* **Aim of the task**: Please print the full listing exactly.

================================

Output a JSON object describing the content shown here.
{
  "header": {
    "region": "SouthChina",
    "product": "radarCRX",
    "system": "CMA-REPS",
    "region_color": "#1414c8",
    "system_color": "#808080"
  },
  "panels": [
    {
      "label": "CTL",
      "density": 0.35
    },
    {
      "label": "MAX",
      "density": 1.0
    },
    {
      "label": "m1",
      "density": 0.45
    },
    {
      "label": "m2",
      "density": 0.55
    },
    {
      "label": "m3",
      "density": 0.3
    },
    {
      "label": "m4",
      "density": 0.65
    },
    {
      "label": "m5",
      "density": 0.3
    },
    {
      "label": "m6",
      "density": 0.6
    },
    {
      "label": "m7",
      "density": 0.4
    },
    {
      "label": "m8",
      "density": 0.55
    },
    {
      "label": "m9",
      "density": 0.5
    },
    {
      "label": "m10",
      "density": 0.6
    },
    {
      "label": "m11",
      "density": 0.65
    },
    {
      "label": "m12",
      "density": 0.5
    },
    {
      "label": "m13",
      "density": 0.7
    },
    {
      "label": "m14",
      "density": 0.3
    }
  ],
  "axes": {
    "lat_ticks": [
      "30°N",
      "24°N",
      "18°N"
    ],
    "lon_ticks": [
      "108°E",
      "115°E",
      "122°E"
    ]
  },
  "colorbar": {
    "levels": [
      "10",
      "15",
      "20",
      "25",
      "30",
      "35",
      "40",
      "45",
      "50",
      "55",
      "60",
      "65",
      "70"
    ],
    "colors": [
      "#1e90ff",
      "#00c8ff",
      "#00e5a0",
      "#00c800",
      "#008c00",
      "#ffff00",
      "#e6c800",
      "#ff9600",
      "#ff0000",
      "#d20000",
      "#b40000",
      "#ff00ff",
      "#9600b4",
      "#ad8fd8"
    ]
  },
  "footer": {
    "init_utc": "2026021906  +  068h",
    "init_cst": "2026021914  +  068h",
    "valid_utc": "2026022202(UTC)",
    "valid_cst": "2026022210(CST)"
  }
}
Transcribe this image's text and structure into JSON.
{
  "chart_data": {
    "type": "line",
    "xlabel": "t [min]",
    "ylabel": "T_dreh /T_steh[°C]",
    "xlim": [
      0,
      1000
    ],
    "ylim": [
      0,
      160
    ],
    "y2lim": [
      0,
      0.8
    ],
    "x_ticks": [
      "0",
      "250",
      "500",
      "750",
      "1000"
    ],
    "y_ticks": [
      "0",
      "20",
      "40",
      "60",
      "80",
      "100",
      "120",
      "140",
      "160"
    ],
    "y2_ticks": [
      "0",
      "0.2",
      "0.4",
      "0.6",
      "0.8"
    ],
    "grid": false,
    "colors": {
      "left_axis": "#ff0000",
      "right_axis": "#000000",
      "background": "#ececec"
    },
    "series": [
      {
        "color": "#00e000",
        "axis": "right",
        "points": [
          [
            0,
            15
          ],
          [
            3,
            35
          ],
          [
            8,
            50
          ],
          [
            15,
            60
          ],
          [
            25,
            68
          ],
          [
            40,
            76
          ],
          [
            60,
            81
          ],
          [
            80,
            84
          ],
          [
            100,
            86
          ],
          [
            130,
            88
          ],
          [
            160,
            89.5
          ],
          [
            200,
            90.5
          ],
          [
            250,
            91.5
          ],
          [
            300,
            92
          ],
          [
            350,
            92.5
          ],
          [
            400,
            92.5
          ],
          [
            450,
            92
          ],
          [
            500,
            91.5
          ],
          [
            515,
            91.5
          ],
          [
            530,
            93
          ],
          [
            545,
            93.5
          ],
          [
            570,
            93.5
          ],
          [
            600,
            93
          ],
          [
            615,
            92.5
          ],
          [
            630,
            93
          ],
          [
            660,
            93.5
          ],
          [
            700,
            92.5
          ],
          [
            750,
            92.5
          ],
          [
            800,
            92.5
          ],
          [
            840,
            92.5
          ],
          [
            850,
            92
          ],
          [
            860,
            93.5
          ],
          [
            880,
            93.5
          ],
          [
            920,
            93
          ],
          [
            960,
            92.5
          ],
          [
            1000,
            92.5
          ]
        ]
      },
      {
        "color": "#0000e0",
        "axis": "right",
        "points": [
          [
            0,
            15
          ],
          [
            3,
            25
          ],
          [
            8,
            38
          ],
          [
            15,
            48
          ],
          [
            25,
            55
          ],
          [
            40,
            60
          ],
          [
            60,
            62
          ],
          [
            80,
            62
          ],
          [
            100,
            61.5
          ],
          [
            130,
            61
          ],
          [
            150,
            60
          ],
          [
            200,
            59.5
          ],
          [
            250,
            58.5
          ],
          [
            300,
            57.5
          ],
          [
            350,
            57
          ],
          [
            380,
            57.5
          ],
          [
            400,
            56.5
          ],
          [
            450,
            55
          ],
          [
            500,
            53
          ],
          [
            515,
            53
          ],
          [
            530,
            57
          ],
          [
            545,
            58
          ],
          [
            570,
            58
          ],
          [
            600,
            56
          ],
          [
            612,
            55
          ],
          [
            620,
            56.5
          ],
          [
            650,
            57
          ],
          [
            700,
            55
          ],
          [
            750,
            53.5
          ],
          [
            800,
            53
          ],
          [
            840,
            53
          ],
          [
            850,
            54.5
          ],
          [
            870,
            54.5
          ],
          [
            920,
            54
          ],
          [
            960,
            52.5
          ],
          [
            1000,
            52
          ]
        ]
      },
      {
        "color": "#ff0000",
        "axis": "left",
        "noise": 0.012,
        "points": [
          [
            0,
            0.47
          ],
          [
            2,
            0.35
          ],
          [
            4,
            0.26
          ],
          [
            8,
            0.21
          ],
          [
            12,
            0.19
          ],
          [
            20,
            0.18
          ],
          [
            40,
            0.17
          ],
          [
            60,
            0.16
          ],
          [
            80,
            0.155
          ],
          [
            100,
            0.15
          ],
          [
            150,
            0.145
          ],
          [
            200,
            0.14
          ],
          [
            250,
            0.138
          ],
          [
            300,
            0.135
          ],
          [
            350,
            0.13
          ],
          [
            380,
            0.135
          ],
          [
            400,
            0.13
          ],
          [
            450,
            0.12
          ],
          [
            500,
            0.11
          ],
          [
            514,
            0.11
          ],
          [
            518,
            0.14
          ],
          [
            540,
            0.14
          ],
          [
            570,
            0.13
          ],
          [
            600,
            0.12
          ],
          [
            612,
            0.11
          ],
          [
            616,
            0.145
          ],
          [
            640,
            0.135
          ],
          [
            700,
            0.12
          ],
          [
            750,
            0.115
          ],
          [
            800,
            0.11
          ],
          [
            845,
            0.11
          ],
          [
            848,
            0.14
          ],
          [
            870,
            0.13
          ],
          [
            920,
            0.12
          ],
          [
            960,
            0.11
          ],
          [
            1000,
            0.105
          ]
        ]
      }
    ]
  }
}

================================

* **Exercise result**:
Output a JSON object describing the content shown here.
{
  "header": {
    "region": "SouthChina",
    "product": "radarCRX",
    "system": "CMA-REPS",
    "region_color": "#1414c8",
    "system_color": "#808080"
  },
  "panels": [
    {
      "label": "CTL",
      "density": 0.35
    },
    {
      "label": "MAX",
      "density": 1.0
    },
    {
      "label": "m1",
      "density": 0.45
    },
    {
      "label": "m2",
      "density": 0.55
    },
    {
      "label": "m3",
      "density": 0.3
    },
    {
      "label": "m4",
      "density": 0.65
    },
    {
      "label": "m5",
      "density": 0.3
    },
    {
      "label": "m6",
      "density": 0.6
    },
    {
      "label": "m7",
      "density": 0.4
    },
    {
      "label": "m8",
      "density": 0.55
    },
    {
      "label": "m9",
      "density": 0.5
    },
    {
      "label": "m10",
      "density": 0.6
    },
    {
      "label": "m11",
      "density": 0.65
    },
    {
      "label": "m12",
      "density": 0.5
    },
    {
      "label": "m13",
      "density": 0.7
    },
    {
      "label": "m14",
      "density": 0.3
    }
  ],
  "axes": {
    "lat_ticks": [
      "30°N",
      "24°N",
      "18°N"
    ],
    "lon_ticks": [
      "108°E",
      "115°E",
      "122°E"
    ]
  },
  "colorbar": {
    "levels": [
      "10",
      "15",
      "20",
      "25",
      "30",
      "35",
      "40",
      "45",
      "50",
      "55",
      "60",
      "65",
      "70"
    ],
    "colors": [
      "#1e90ff",
      "#00c8ff",
      "#00e5a0",
      "#00c800",
      "#008c00",
      "#ffff00",
      "#e6c800",
      "#ff9600",
      "#ff0000",
      "#d20000",
      "#b40000",
      "#ff00ff",
      "#9600b4",
      "#ad8fd8"
    ]
  },
  "footer": {
    "init_utc": "2026021906  +  068h",
    "init_cst": "2026021914  +  068h",
    "valid_utc": "2026022202(UTC)",
    "valid_cst": "2026022210(CST)"
  }
}
Transcribe this image's text and structure into JSON.
{
  "chart_data": {
    "type": "line",
    "xlabel": "t [min]",
    "ylabel": "T_dreh /T_steh[°C]",
    "xlim": [
      0,
      1000
    ],
    "ylim": [
      0,
      160
    ],
    "y2lim": [
      0,
      0.8
    ],
    "x_ticks": [
      "0",
      "250",
      "500",
      "750",
      "1000"
    ],
    "y_ticks": [
      "0",
      "20",
      "40",
      "60",
      "80",
      "100",
      "120",
      "140",
      "160"
    ],
    "y2_ticks": [
      "0",
      "0.2",
      "0.4",
      "0.6",
      "0.8"
    ],
    "grid": false,
    "colors": {
      "left_axis": "#ff0000",
      "right_axis": "#000000",
      "background": "#ececec"
    },
    "series": [
      {
        "color": "#00e000",
        "axis": "right",
        "points": [
          [
            0,
            15
          ],
          [
            3,
            35
          ],
          [
            8,
            50
          ],
          [
            15,
            60
          ],
          [
            25,
            68
          ],
          [
            40,
            76
          ],
          [
            60,
            81
          ],
          [
            80,
            84
          ],
          [
            100,
            86
          ],
          [
            130,
            88
          ],
          [
            160,
            89.5
          ],
          [
            200,
            90.5
          ],
          [
            250,
            91.5
          ],
          [
            300,
            92
          ],
          [
            350,
            92.5
          ],
          [
            400,
            92.5
          ],
          [
            450,
            92
          ],
          [
            500,
            91.5
          ],
          [
            515,
            91.5
          ],
          [
            530,
            93
          ],
          [
            545,
            93.5
          ],
          [
            570,
            93.5
          ],
          [
            600,
            93
          ],
          [
            615,
            92.5
          ],
          [
            630,
            93
          ],
          [
            660,
            93.5
          ],
          [
            700,
            92.5
          ],
          [
            750,
            92.5
          ],
          [
            800,
            92.5
          ],
          [
            840,
            92.5
          ],
          [
            850,
            92
          ],
          [
            860,
            93.5
          ],
          [
            880,
            93.5
          ],
          [
            920,
            93
          ],
          [
            960,
            92.5
          ],
          [
            1000,
            92.5
          ]
        ]
      },
      {
        "color": "#0000e0",
        "axis": "right",
        "points": [
          [
            0,
            15
          ],
          [
            3,
            25
          ],
          [
            8,
            38
          ],
          [
            15,
            48
          ],
          [
            25,
            55
          ],
          [
            40,
            60
          ],
          [
            60,
            62
          ],
          [
            80,
            62
          ],
          [
            100,
            61.5
          ],
          [
            130,
            61
          ],
          [
            150,
            60
          ],
          [
            200,
            59.5
          ],
          [
            250,
            58.5
          ],
          [
            300,
            57.5
          ],
          [
            350,
            57
          ],
          [
            380,
            57.5
          ],
          [
            400,
            56.5
          ],
          [
            450,
            55
          ],
          [
            500,
            53
          ],
          [
            515,
            53
          ],
          [
            530,
            57
          ],
          [
            545,
            58
          ],
          [
            570,
            58
          ],
          [
            600,
            56
          ],
          [
            612,
            55
          ],
          [
            620,
            56.5
          ],
          [
            650,
            57
          ],
          [
            700,
            55
          ],
          [
            750,
            53.5
          ],
          [
            800,
            53
          ],
          [
            840,
            53
          ],
          [
            850,
            54.5
          ],
          [
            870,
            54.5
          ],
          [
            920,
            54
          ],
          [
            960,
            52.5
          ],
          [
            1000,
            52
          ]
        ]
      },
      {
        "color": "#ff0000",
        "axis": "left",
        "noise": 0.012,
        "points": [
          [
            0,
            0.47
          ],
          [
            2,
            0.35
          ],
          [
            4,
            0.26
          ],
          [
            8,
            0.21
          ],
          [
            12,
            0.19
          ],
          [
            20,
            0.18
          ],
          [
            40,
            0.17
          ],
          [
            60,
            0.16
          ],
          [
            80,
            0.155
          ],
          [
            100,
            0.15
          ],
          [
            150,
            0.145
          ],
          [
            200,
            0.14
          ],
          [
            250,
            0.138
          ],
          [
            300,
            0.135
          ],
          [
            350,
            0.13
          ],
          [
            380,
            0.135
          ],
          [
            400,
            0.13
          ],
          [
            450,
            0.12
          ],
          [
            500,
            0.11
          ],
          [
            514,
            0.11
          ],
          [
            518,
            0.14
          ],
          [
            540,
            0.14
          ],
          [
            570,
            0.13
          ],
          [
            600,
            0.12
          ],
          [
            612,
            0.11
          ],
          [
            616,
            0.145
          ],
          [
            640,
            0.135
          ],
          [
            700,
            0.12
          ],
          [
            750,
            0.115
          ],
          [
            800,
            0.11
          ],
          [
            845,
            0.11
          ],
          [
            848,
            0.14
          ],
          [
            870,
            0.13
          ],
          [
            920,
            0.12
          ],
          [
            960,
            0.11
          ],
          [
            1000,
            0.105
          ]
        ]
      }
    ]
  }
}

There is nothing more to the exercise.